Data for processing ▸
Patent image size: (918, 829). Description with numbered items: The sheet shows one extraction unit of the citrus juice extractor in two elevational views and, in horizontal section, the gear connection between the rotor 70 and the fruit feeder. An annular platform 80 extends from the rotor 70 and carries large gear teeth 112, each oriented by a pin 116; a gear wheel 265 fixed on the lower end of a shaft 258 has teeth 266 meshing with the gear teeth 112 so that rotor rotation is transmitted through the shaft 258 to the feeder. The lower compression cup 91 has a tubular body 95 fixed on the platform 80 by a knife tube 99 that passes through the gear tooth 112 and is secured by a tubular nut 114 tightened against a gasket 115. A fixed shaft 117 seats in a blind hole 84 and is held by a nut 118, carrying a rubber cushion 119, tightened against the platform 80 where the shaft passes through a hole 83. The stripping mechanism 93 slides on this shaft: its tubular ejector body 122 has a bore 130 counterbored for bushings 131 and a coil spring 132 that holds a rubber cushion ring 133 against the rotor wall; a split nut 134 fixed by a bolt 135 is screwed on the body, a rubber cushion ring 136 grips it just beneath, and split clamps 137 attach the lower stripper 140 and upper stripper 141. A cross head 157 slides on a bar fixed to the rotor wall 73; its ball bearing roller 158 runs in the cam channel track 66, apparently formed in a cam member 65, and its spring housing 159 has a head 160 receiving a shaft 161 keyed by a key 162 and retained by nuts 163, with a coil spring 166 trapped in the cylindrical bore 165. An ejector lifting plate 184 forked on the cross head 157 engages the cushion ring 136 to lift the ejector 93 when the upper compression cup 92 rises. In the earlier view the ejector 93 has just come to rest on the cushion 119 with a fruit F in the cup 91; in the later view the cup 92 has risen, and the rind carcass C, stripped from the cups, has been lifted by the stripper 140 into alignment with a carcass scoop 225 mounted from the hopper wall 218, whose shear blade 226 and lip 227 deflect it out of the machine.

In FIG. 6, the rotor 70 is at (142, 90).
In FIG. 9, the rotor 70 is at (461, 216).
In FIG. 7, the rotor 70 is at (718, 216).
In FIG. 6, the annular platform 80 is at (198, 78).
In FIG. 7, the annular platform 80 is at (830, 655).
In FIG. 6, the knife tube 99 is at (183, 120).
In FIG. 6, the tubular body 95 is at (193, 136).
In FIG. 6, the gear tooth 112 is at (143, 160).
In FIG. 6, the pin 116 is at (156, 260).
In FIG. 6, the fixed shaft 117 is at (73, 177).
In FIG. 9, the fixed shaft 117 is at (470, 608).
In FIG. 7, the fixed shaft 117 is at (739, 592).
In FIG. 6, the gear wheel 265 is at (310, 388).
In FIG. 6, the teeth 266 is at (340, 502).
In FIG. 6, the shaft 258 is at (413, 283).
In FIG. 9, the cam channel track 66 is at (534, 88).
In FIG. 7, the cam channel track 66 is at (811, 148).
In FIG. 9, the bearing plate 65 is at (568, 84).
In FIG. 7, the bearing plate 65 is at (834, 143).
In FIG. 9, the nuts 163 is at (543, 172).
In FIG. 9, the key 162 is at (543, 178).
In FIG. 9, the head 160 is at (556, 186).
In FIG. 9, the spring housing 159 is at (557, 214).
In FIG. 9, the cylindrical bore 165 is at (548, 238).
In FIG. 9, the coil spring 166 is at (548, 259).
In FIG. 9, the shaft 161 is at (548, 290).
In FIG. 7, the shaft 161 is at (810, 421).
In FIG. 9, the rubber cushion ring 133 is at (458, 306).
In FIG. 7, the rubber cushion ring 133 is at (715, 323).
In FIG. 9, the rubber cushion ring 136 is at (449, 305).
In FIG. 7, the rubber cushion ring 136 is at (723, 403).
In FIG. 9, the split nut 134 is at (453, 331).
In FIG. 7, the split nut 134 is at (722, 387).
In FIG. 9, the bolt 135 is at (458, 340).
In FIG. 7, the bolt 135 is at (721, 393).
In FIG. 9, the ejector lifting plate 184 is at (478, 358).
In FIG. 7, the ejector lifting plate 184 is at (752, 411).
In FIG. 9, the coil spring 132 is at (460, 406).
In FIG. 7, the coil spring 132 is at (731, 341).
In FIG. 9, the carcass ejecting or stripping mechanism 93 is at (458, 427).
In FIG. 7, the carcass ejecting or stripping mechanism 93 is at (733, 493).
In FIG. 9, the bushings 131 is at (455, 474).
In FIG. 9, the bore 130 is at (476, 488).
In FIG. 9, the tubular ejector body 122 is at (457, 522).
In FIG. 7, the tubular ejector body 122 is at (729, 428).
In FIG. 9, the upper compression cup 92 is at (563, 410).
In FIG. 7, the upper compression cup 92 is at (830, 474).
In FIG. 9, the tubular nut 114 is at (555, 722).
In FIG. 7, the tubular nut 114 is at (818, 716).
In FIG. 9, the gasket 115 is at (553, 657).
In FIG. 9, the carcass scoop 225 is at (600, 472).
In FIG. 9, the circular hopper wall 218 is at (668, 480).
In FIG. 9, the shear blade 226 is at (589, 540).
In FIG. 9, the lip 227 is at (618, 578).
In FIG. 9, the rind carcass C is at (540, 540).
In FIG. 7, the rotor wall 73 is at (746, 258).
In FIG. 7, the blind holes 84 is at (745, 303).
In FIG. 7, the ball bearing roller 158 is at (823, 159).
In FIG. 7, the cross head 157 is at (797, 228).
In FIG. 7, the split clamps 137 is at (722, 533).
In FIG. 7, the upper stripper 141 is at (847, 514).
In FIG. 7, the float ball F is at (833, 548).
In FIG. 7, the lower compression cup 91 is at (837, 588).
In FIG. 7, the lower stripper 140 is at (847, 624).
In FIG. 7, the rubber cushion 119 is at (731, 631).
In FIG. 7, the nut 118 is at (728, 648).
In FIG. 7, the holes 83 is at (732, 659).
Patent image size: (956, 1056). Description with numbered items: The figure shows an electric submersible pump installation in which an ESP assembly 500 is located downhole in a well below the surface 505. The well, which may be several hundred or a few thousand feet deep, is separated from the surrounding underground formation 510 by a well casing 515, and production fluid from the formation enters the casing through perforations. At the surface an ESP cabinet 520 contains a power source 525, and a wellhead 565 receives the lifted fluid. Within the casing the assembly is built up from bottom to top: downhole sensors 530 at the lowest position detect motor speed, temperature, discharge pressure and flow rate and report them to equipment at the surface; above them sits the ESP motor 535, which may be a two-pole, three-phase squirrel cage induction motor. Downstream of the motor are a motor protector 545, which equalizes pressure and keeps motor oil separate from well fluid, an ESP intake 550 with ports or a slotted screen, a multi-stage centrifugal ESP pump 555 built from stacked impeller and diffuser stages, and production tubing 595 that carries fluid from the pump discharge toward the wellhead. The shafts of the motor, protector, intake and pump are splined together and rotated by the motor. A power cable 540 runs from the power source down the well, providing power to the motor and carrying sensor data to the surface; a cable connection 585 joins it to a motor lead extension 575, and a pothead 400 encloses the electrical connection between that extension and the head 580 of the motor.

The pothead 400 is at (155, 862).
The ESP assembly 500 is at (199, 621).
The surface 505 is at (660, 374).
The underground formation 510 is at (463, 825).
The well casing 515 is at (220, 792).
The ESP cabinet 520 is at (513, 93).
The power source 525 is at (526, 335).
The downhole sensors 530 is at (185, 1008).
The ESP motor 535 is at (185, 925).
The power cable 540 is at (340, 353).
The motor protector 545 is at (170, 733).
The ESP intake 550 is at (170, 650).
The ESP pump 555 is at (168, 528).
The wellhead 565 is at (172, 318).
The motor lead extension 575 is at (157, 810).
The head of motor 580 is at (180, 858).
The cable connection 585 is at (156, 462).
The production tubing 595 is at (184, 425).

Given instruction ▸ Convert the entries from the very first line through the line containing "In FIG. 6, the rotor 70 is at (142, 90)." into a JSON list of strings, with one string per line and any blank lines omitted.

Response ▸
[
  "Patent image size: (918, 829). Description with numbered items: The sheet shows one extraction unit of the citrus juice extractor in two elevational views and, in horizontal section, the gear connection between the rotor 70 and the fruit feeder. An annular platform 80 extends from the rotor 70 and carries large gear teeth 112, each oriented by a pin 116; a gear wheel 265 fixed on the lower end of a shaft 258 has teeth 266 meshing with the gear teeth 112 so that rotor rotation is transmitted through the shaft 258 to the feeder. The lower compression cup 91 has a tubular body 95 fixed on the platform 80 by a knife tube 99 that passes through the gear tooth 112 and is secured by a tubular nut 114 tightened against a gasket 115. A fixed shaft 117 seats in a blind hole 84 and is held by a nut 118, carrying a rubber cushion 119, tightened against the platform 80 where the shaft passes through a hole 83. The stripping mechanism 93 slides on this shaft: its tubular ejector body 122 has a bore 130 counterbored for bushings 131 and a coil spring 132 that holds a rubber cushion ring 133 against the rotor wall; a split nut 134 fixed by a bolt 135 is screwed on the body, a rubber cushion ring 136 grips it just beneath, and split clamps 137 attach the lower stripper 140 and upper stripper 141. A cross head 157 slides on a bar fixed to the rotor wall 73; its ball bearing roller 158 runs in the cam channel track 66, apparently formed in a cam member 65, and its spring housing 159 has a head 160 receiving a shaft 161 keyed by a key 162 and retained by nuts 163, with a coil spring 166 trapped in the cylindrical bore 165. An ejector lifting plate 184 forked on the cross head 157 engages the cushion ring 136 to lift the ejector 93 when the upper compression cup 92 rises. In the earlier view the ejector 93 has just come to rest on the cushion 119 with a fruit F in the cup 91; in the later view the cup 92 has risen, and the rind carcass C, stripped from the cups, has been lifted by the stripper 140 into alignment with a carcass scoop 225 mounted from the hopper wall 218, whose shear blade 226 and lip 227 deflect it out of the machine.",
  "In FIG. 6, the rotor 70 is at (142, 90)."
]